● **Task**
Sort through the data and copy the lines holding the word "يجوز".

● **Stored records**
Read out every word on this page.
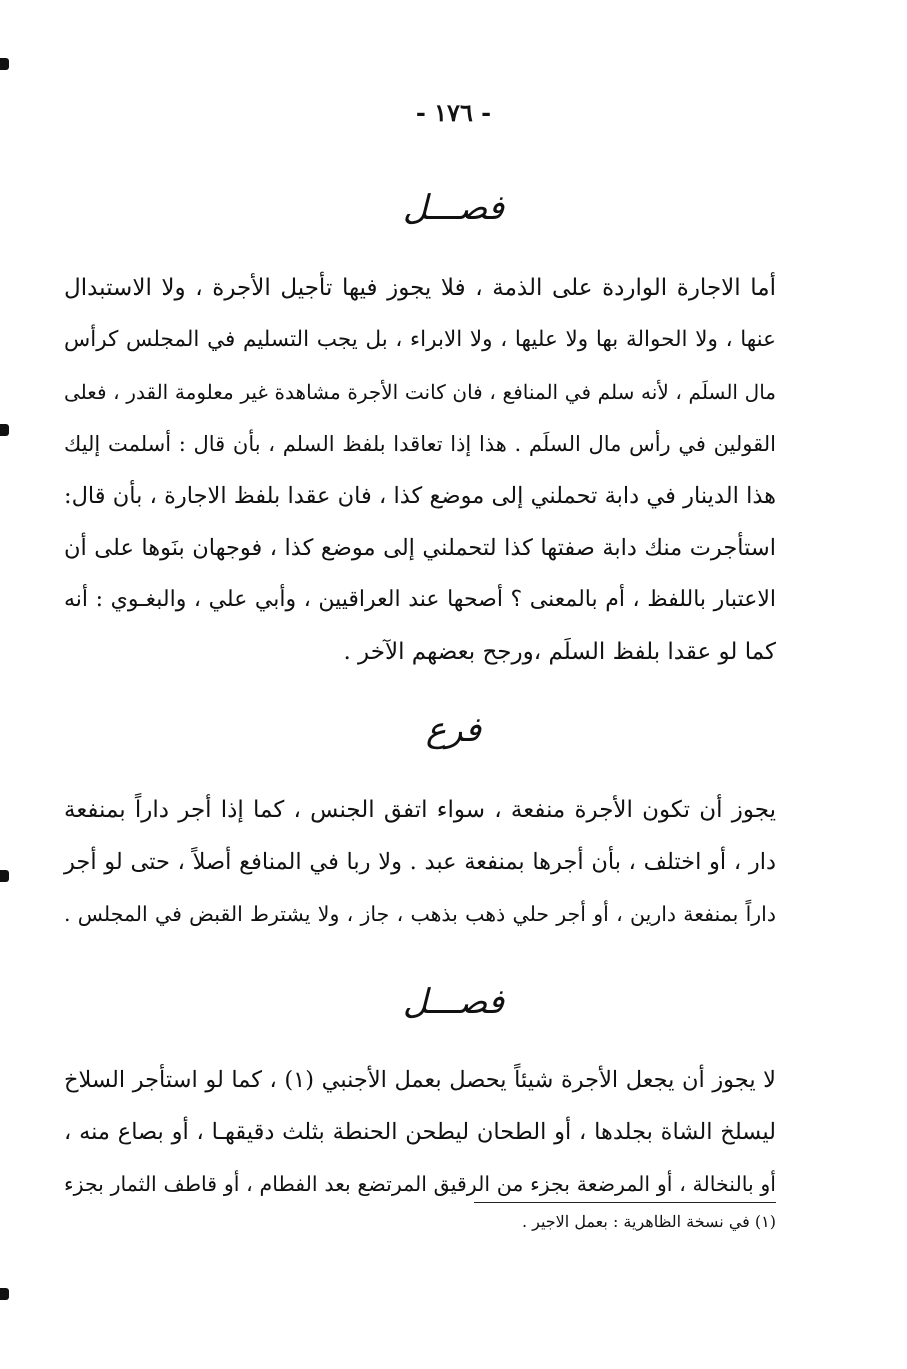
- ١٧٦ -
فصـــل
أما الاجارة الواردة على الذمة ، فلا يجوز فيها تأجيل الأجرة ، ولا الاستبدال
عنها ، ولا الحوالة بها ولا عليها ، ولا الابراء ، بل يجب التسليم في المجلس كرأس
مال السلَم ، لأنه سلم في المنافع ، فان كانت الأجرة مشاهدة غير معلومة القدر ، فعلى
القولين في رأس مال السلَم . هذا إذا تعاقدا بلفظ السلم ، بأن قال : أسلمت إليك
هذا الدينار في دابة تحملني إلى موضع كذا ، فان عقدا بلفظ الاجارة ، بأن قال:
استأجرت منك دابة صفتها كذا لتحملني إلى موضع كذا ، فوجهان بنَوها على أن
الاعتبار باللفظ ، أم بالمعنى ؟ أصحها عند العراقيين ، وأبي علي ، والبغـوي : أنه
كما لو عقدا بلفظ السلَم ،ورجح بعضهم الآخر .
فرع
يجوز أن تكون الأجرة منفعة ، سواء اتفق الجنس ، كما إذا أجر داراً بمنفعة
دار ، أو اختلف ، بأن أجرها بمنفعة عبد . ولا ربا في المنافع أصلاً ، حتى لو أجر
داراً بمنفعة دارين ، أو أجر حلي ذهب بذهب ، جاز ، ولا يشترط القبض في المجلس .
فصـــل
لا يجوز أن يجعل الأجرة شيئاً يحصل بعمل الأجنبي (١) ، كما لو استأجر السلاخ
ليسلخ الشاة بجلدها ، أو الطحان ليطحن الحنطة بثلث دقيقهـا ، أو بصاع منه ،
أو بالنخالة ، أو المرضعة بجزء من الرقيق المرتضع بعد الفطام ، أو قاطف الثمار بجزء
(١) في نسخة الظاهرية : بعمل الاجير .
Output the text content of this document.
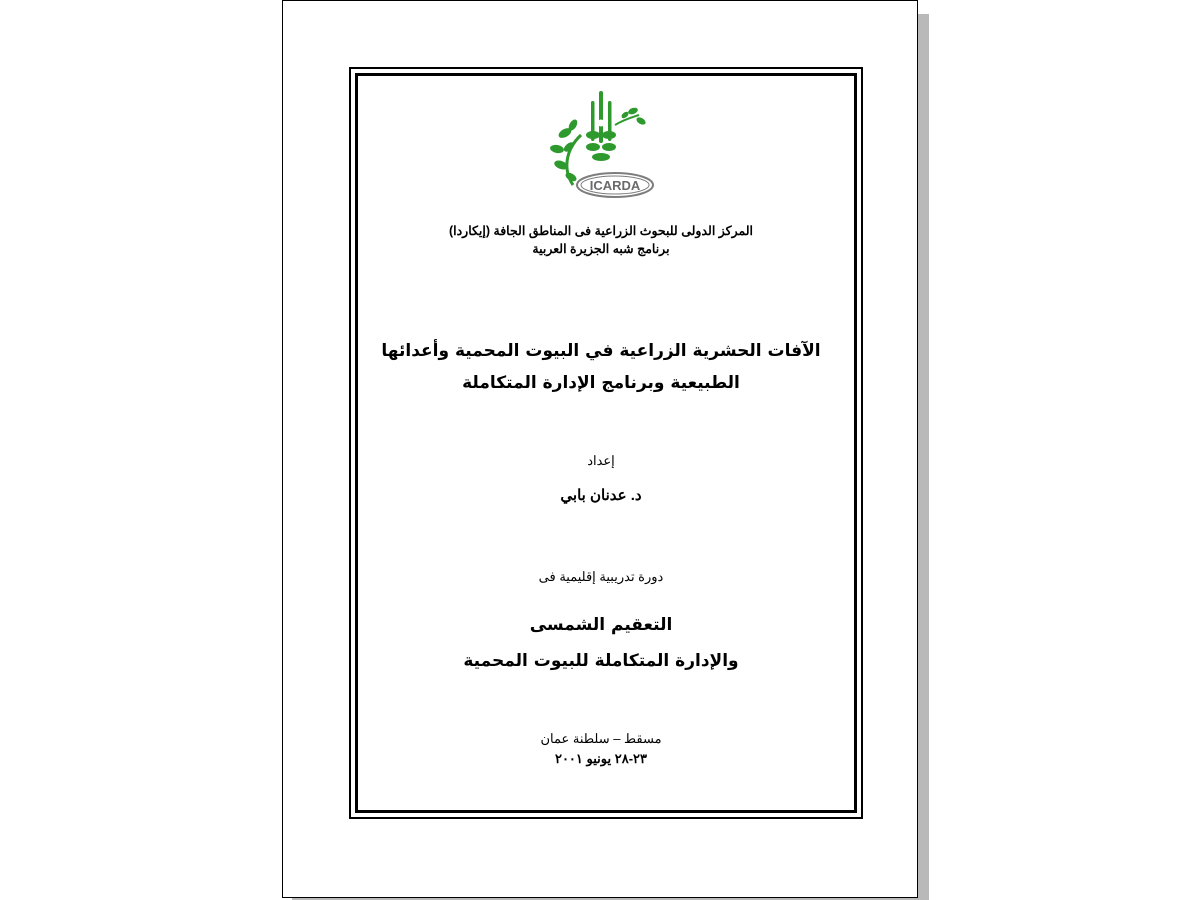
ICARDA
المركز الدولى للبحوث الزراعية فى المناطق الجافة (إيكاردا)
برنامج شبه الجزيرة العربية
الآفات الحشرية الزراعية في البيوت المحمية وأعدائها
الطبيعية وبرنامج الإدارة المتكاملة
إعداد
د. عدنان بابي
دورة تدريبية إقليمية فى
التعقيم الشمسى
والإدارة المتكاملة للبيوت المحمية
مسقط – سلطنة عمان
٢٣-٢٨ يونيو ٢٠٠١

● **Result below**
أما الاجارة الواردة على الذمة ، فلا يجوز فيها تأجيل الأجرة ، ولا الاستبدال
يجوز أن تكون الأجرة منفعة ، سواء اتفق الجنس ، كما إذا أجر داراً بمنفعة
لا يجوز أن يجعل الأجرة شيئاً يحصل بعمل الأجنبي (١) ، كما لو استأجر السلاخ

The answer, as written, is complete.